=== Goal ===
How many lines hold the string "работы"? Reply with the number alone.

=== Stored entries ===

= = =

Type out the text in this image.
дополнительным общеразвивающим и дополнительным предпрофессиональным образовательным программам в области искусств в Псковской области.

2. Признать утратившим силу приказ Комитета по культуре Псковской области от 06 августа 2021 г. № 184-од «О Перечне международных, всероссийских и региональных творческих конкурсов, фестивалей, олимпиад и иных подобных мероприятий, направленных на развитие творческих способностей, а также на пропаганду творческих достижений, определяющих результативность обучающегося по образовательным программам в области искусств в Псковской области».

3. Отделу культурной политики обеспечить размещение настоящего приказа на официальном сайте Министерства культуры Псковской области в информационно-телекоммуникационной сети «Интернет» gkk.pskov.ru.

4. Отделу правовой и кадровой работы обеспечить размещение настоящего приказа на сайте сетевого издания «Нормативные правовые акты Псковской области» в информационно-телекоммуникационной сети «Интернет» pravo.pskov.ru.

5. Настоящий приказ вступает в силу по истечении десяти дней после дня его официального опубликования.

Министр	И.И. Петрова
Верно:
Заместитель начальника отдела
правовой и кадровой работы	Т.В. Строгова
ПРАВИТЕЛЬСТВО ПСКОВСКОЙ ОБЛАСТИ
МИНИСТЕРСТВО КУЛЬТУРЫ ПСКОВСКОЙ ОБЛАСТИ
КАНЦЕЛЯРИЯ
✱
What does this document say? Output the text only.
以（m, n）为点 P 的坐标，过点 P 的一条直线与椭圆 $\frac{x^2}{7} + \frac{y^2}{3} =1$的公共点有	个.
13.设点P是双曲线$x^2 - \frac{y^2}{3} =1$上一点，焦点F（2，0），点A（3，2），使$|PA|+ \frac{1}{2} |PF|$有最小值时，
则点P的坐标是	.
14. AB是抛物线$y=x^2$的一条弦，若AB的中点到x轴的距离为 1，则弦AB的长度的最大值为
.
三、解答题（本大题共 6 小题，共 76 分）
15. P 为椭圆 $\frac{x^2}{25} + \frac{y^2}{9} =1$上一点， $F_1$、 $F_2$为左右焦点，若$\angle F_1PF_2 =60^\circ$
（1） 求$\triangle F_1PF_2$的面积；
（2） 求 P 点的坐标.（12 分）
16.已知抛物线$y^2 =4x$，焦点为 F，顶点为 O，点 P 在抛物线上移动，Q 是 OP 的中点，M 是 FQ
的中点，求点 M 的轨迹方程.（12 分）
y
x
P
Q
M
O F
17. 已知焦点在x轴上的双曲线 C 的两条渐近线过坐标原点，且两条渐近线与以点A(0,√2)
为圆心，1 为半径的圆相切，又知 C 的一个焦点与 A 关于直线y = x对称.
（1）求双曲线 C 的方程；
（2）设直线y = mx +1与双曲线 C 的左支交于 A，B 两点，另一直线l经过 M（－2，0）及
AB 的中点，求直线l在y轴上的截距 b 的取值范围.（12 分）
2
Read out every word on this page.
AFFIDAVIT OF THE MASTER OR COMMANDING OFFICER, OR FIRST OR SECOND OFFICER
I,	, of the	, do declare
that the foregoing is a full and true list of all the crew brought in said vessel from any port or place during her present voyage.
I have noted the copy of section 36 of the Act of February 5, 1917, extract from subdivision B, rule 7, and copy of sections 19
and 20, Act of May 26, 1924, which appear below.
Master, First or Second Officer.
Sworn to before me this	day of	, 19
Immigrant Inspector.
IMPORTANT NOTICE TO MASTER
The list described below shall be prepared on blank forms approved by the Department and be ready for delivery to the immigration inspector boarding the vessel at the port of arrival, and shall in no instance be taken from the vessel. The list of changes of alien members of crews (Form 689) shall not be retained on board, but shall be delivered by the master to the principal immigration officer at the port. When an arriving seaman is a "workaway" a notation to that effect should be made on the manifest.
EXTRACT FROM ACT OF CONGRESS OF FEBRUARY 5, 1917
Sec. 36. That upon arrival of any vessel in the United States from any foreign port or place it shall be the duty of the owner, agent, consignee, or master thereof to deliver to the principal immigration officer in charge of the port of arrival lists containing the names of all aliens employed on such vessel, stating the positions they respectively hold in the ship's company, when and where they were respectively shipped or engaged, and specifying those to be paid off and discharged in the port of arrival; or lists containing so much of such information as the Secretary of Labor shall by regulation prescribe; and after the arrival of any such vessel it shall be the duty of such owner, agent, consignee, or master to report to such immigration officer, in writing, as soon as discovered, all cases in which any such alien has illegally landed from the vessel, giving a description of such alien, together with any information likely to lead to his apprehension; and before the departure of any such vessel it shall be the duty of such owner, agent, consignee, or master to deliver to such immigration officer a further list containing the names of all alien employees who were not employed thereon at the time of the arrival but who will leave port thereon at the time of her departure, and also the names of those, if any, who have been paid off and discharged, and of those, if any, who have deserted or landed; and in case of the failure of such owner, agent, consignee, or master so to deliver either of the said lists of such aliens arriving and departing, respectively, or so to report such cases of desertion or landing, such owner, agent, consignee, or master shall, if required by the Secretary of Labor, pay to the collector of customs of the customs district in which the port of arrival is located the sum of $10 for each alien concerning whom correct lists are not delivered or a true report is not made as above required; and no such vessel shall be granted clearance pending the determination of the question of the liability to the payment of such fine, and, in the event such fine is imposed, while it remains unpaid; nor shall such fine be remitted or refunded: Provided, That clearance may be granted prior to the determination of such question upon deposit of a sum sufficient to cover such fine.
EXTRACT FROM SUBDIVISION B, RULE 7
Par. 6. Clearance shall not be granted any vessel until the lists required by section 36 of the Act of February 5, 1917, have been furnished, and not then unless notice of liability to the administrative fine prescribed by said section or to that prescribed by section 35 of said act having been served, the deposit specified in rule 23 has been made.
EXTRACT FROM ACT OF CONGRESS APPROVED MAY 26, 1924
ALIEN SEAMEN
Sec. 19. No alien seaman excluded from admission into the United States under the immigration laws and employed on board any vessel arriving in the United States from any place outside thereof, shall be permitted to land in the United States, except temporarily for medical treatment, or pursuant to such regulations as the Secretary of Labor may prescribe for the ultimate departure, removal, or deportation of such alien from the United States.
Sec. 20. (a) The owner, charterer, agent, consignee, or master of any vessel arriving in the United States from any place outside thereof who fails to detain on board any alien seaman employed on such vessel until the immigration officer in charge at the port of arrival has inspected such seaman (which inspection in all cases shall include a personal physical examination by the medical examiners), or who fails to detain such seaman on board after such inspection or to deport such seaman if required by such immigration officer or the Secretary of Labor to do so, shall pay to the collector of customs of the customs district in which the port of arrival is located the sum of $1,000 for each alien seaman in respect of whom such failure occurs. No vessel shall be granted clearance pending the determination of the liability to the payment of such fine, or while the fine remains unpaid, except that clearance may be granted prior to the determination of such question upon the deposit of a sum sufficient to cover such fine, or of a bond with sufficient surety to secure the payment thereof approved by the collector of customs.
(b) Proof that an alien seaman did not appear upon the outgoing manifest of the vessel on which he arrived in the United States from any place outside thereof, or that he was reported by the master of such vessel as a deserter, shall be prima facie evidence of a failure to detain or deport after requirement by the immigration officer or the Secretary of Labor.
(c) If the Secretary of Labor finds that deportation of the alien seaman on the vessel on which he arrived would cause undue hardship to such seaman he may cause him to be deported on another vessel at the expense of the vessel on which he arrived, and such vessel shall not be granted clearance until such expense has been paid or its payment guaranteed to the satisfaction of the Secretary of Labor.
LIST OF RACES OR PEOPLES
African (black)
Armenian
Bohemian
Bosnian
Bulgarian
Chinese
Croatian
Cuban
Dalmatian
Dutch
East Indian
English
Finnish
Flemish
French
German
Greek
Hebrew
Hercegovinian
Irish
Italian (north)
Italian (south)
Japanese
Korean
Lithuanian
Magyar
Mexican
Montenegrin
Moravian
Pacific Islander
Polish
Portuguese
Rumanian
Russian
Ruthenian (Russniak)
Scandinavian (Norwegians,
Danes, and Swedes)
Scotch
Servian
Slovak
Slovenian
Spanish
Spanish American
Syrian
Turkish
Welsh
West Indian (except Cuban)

= = =

=== Correct result ===
2